Exercise tasks =>
- a) Decide whether each statement agrees with the memory-reading tutorial below, and support each yes or no with the deciding words of the tutorial quoted exactly.
(i) The tutorial provides a ReadByte() function.
(ii) The code closes its use of MemoryManager before it displays the score.
(iii) The tutorial places the MemoryManager variable inside the button click handler.
- b) Answer these questions from the memory-reading tutorial below.
(i) Which process name does the code pass to TryAttachToProcess?
(ii) Which address does the code pass to ReadInt32?
(iii) What message does the code show when it cannot attach to the process?

Excerpted passage =>
I guess I forgot ReadByte(), singular. I don't see myself using it. If so desired, you should* be able to create it your self.
Back to actually testing if any of this works. I assume you've created a new project, and the MemoryManager class. And added all our new read functions.
Create a variable of the MemoryManager class. (Top of your form class? For demo purposes. I won't go into variable scoping) and use it!
Code:
Public Class Form1
Private _memManager as New MemoryManager 'New word is important! -I'm not explaining this.
Private Sub Button1_Click(ByVal sender As System.Object, ByVal e As System.EventArgs) Handles Button1.Click
If _memManager.TryAttachToProcess("3D Pinball") Then
Dim _myScore as Int32 = _memManager.ReadInt32(&HAC4E4C)
' Done using MemoryManager for reading. Close it.
_memManager.DetachFromProcess()
MessageBox.Show("Your current 3D Pinball score is: " & _myScore.ToString())
Else
MessageBox.Show("MemoryManager unable to attach to 3D Pinball for ram reading")
End If
End Sub
End Class
That's it. You can now go poking around, trying to read the memory of different programs. But please don't.

[Data excerpts]

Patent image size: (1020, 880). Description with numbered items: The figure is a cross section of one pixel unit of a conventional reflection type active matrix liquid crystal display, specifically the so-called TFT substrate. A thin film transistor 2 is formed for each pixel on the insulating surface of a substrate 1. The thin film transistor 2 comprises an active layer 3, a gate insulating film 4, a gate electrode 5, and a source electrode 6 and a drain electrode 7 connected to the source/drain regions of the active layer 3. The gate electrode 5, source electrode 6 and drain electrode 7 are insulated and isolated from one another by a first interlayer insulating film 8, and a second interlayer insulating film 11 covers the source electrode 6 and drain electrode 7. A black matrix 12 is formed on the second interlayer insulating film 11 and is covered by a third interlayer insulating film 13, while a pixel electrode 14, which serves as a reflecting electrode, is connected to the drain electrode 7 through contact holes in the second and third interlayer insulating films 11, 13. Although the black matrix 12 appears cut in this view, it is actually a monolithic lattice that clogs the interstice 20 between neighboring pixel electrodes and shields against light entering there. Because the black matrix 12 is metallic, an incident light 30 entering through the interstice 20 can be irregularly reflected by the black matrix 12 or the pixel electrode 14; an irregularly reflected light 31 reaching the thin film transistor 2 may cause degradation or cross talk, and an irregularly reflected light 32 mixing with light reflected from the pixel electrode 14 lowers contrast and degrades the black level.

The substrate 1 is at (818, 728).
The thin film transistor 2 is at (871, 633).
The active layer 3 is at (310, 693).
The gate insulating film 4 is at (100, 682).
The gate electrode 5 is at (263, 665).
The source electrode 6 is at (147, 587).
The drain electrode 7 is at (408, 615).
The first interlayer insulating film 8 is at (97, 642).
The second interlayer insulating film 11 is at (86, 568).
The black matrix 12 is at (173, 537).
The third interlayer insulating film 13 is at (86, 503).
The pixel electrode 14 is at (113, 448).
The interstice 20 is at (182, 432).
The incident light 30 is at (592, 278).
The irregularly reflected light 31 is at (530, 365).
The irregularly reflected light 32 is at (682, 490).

Solutions below =>
- a)
(i) No: "I guess I forgot ReadByte(), singular."
(ii) Yes: "' Done using MemoryManager for reading. Close it."
(iii) No: "(Top of your form class? For demo purposes. I won't go into variable scoping)"

- b)
(i) "3D Pinball"
(ii) &HAC4E4C
(iii) "MemoryManager unable to attach to 3D Pinball for ram reading"